Instructions for the task - Print each of the entries exactly, leaving nothing out.

Stored data entries
######

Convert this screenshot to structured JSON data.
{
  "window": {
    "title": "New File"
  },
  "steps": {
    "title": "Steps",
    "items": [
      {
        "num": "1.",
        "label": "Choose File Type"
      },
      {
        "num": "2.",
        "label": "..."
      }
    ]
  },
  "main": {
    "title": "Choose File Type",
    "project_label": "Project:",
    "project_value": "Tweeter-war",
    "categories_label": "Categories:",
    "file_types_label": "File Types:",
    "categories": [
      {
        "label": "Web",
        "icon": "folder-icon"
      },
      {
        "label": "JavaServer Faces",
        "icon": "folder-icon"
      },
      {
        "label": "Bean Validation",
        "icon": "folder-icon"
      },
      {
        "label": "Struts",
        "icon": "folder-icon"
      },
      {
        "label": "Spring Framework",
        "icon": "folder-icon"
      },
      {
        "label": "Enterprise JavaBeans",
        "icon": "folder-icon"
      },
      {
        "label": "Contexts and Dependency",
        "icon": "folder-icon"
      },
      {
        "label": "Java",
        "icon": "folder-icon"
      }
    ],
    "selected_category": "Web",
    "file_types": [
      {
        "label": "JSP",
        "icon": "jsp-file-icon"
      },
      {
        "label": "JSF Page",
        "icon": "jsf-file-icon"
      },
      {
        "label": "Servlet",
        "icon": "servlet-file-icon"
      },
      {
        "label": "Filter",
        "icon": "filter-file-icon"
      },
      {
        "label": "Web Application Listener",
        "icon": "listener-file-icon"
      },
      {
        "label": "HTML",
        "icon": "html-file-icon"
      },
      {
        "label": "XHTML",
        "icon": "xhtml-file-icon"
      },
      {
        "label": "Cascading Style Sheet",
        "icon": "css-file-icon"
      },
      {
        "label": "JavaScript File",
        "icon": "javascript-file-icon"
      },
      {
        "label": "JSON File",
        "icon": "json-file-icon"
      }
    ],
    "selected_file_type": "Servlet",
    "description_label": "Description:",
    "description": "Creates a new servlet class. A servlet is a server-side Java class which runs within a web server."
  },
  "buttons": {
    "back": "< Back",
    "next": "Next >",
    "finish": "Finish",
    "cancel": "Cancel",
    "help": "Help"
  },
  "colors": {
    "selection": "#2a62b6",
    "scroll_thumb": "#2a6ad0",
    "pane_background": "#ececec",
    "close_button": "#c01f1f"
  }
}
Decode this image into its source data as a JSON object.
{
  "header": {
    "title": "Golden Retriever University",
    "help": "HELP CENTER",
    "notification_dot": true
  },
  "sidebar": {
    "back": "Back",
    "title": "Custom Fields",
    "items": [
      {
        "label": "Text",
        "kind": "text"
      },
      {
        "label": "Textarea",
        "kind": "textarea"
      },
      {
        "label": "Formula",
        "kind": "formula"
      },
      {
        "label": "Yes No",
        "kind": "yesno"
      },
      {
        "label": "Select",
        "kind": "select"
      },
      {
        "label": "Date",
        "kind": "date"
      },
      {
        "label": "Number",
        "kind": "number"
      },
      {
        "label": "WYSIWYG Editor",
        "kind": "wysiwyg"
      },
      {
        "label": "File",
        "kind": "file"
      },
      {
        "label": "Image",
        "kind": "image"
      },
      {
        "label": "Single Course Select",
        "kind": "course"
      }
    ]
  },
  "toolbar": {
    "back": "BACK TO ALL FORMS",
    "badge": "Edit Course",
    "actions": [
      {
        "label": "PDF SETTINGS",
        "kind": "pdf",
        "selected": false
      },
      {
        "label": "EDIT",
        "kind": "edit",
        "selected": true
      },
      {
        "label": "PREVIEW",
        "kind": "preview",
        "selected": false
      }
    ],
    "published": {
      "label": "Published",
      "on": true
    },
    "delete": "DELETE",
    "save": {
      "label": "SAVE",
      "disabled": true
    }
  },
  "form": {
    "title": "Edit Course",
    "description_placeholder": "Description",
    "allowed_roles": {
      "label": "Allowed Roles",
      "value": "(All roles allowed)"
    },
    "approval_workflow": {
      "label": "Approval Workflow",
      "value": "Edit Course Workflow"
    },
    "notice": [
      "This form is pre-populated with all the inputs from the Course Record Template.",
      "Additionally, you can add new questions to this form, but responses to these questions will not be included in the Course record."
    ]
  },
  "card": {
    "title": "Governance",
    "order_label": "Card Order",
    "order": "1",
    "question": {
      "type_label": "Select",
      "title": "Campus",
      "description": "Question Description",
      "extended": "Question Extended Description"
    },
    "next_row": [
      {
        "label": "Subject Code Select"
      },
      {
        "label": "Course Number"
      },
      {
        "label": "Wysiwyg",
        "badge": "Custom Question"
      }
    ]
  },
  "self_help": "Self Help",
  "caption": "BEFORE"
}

######

Exercise solution -
Convert this screenshot to structured JSON data.
{
  "window": {
    "title": "New File"
  },
  "steps": {
    "title": "Steps",
    "items": [
      {
        "num": "1.",
        "label": "Choose File Type"
      },
      {
        "num": "2.",
        "label": "..."
      }
    ]
  },
  "main": {
    "title": "Choose File Type",
    "project_label": "Project:",
    "project_value": "Tweeter-war",
    "categories_label": "Categories:",
    "file_types_label": "File Types:",
    "categories": [
      {
        "label": "Web",
        "icon": "folder-icon"
      },
      {
        "label": "JavaServer Faces",
        "icon": "folder-icon"
      },
      {
        "label": "Bean Validation",
        "icon": "folder-icon"
      },
      {
        "label": "Struts",
        "icon": "folder-icon"
      },
      {
        "label": "Spring Framework",
        "icon": "folder-icon"
      },
      {
        "label": "Enterprise JavaBeans",
        "icon": "folder-icon"
      },
      {
        "label": "Contexts and Dependency",
        "icon": "folder-icon"
      },
      {
        "label": "Java",
        "icon": "folder-icon"
      }
    ],
    "selected_category": "Web",
    "file_types": [
      {
        "label": "JSP",
        "icon": "jsp-file-icon"
      },
      {
        "label": "JSF Page",
        "icon": "jsf-file-icon"
      },
      {
        "label": "Servlet",
        "icon": "servlet-file-icon"
      },
      {
        "label": "Filter",
        "icon": "filter-file-icon"
      },
      {
        "label": "Web Application Listener",
        "icon": "listener-file-icon"
      },
      {
        "label": "HTML",
        "icon": "html-file-icon"
      },
      {
        "label": "XHTML",
        "icon": "xhtml-file-icon"
      },
      {
        "label": "Cascading Style Sheet",
        "icon": "css-file-icon"
      },
      {
        "label": "JavaScript File",
        "icon": "javascript-file-icon"
      },
      {
        "label": "JSON File",
        "icon": "json-file-icon"
      }
    ],
    "selected_file_type": "Servlet",
    "description_label": "Description:",
    "description": "Creates a new servlet class. A servlet is a server-side Java class which runs within a web server."
  },
  "buttons": {
    "back": "< Back",
    "next": "Next >",
    "finish": "Finish",
    "cancel": "Cancel",
    "help": "Help"
  },
  "colors": {
    "selection": "#2a62b6",
    "scroll_thumb": "#2a6ad0",
    "pane_background": "#ececec",
    "close_button": "#c01f1f"
  }
}
Decode this image into its source data as a JSON object.
{
  "header": {
    "title": "Golden Retriever University",
    "help": "HELP CENTER",
    "notification_dot": true
  },
  "sidebar": {
    "back": "Back",
    "title": "Custom Fields",
    "items": [
      {
        "label": "Text",
        "kind": "text"
      },
      {
        "label": "Textarea",
        "kind": "textarea"
      },
      {
        "label": "Formula",
        "kind": "formula"
      },
      {
        "label": "Yes No",
        "kind": "yesno"
      },
      {
        "label": "Select",
        "kind": "select"
      },
      {
        "label": "Date",
        "kind": "date"
      },
      {
        "label": "Number",
        "kind": "number"
      },
      {
        "label": "WYSIWYG Editor",
        "kind": "wysiwyg"
      },
      {
        "label": "File",
        "kind": "file"
      },
      {
        "label": "Image",
        "kind": "image"
      },
      {
        "label": "Single Course Select",
        "kind": "course"
      }
    ]
  },
  "toolbar": {
    "back": "BACK TO ALL FORMS",
    "badge": "Edit Course",
    "actions": [
      {
        "label": "PDF SETTINGS",
        "kind": "pdf",
        "selected": false
      },
      {
        "label": "EDIT",
        "kind": "edit",
        "selected": true
      },
      {
        "label": "PREVIEW",
        "kind": "preview",
        "selected": false
      }
    ],
    "published": {
      "label": "Published",
      "on": true
    },
    "delete": "DELETE",
    "save": {
      "label": "SAVE",
      "disabled": true
    }
  },
  "form": {
    "title": "Edit Course",
    "description_placeholder": "Description",
    "allowed_roles": {
      "label": "Allowed Roles",
      "value": "(All roles allowed)"
    },
    "approval_workflow": {
      "label": "Approval Workflow",
      "value": "Edit Course Workflow"
    },
    "notice": [
      "This form is pre-populated with all the inputs from the Course Record Template.",
      "Additionally, you can add new questions to this form, but responses to these questions will not be included in the Course record."
    ]
  },
  "card": {
    "title": "Governance",
    "order_label": "Card Order",
    "order": "1",
    "question": {
      "type_label": "Select",
      "title": "Campus",
      "description": "Question Description",
      "extended": "Question Extended Description"
    },
    "next_row": [
      {
        "label": "Subject Code Select"
      },
      {
        "label": "Course Number"
      },
      {
        "label": "Wysiwyg",
        "badge": "Custom Question"
      }
    ]
  },
  "self_help": "Self Help",
  "caption": "BEFORE"
}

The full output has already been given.